# Aim of the exercise:
All of the data should be repeated exactly; pictures are not part of the copy.

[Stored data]
'''
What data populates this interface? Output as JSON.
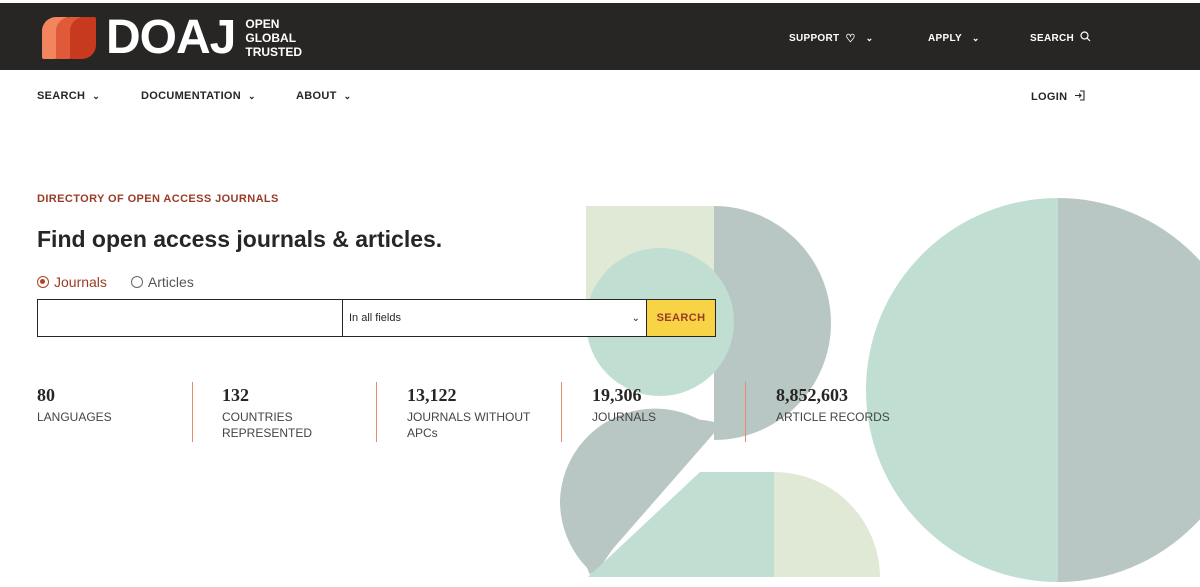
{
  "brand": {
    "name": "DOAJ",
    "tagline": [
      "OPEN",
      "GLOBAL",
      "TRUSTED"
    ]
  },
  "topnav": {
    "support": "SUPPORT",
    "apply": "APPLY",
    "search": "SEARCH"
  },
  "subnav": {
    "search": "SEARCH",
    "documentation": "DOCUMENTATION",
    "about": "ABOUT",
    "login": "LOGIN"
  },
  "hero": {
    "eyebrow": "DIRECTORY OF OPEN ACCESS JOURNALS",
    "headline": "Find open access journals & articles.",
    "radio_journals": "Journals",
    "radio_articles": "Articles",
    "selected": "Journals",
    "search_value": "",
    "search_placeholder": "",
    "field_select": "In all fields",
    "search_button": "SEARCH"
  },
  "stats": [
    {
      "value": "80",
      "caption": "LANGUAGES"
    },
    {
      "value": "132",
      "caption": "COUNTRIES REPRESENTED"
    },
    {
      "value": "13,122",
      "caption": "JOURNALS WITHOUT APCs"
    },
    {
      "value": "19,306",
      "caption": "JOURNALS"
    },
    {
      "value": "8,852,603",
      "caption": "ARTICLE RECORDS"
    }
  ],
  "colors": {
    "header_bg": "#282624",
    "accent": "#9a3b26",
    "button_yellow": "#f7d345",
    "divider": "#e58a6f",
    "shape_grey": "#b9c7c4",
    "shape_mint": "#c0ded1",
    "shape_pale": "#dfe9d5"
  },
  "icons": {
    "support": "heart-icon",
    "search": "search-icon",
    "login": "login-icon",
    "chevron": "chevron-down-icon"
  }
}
'''
# Answer in full:
What data populates this interface? Output as JSON.
{
  "brand": {
    "name": "DOAJ",
    "tagline": [
      "OPEN",
      "GLOBAL",
      "TRUSTED"
    ]
  },
  "topnav": {
    "support": "SUPPORT",
    "apply": "APPLY",
    "search": "SEARCH"
  },
  "subnav": {
    "search": "SEARCH",
    "documentation": "DOCUMENTATION",
    "about": "ABOUT",
    "login": "LOGIN"
  },
  "hero": {
    "eyebrow": "DIRECTORY OF OPEN ACCESS JOURNALS",
    "headline": "Find open access journals & articles.",
    "radio_journals": "Journals",
    "radio_articles": "Articles",
    "selected": "Journals",
    "search_value": "",
    "search_placeholder": "",
    "field_select": "In all fields",
    "search_button": "SEARCH"
  },
  "stats": [
    {
      "value": "80",
      "caption": "LANGUAGES"
    },
    {
      "value": "132",
      "caption": "COUNTRIES REPRESENTED"
    },
    {
      "value": "13,122",
      "caption": "JOURNALS WITHOUT APCs"
    },
    {
      "value": "19,306",
      "caption": "JOURNALS"
    },
    {
      "value": "8,852,603",
      "caption": "ARTICLE RECORDS"
    }
  ],
  "colors": {
    "header_bg": "#282624",
    "accent": "#9a3b26",
    "button_yellow": "#f7d345",
    "divider": "#e58a6f",
    "shape_grey": "#b9c7c4",
    "shape_mint": "#c0ded1",
    "shape_pale": "#dfe9d5"
  },
  "icons": {
    "support": "heart-icon",
    "search": "search-icon",
    "login": "login-icon",
    "chevron": "chevron-down-icon"
  }
}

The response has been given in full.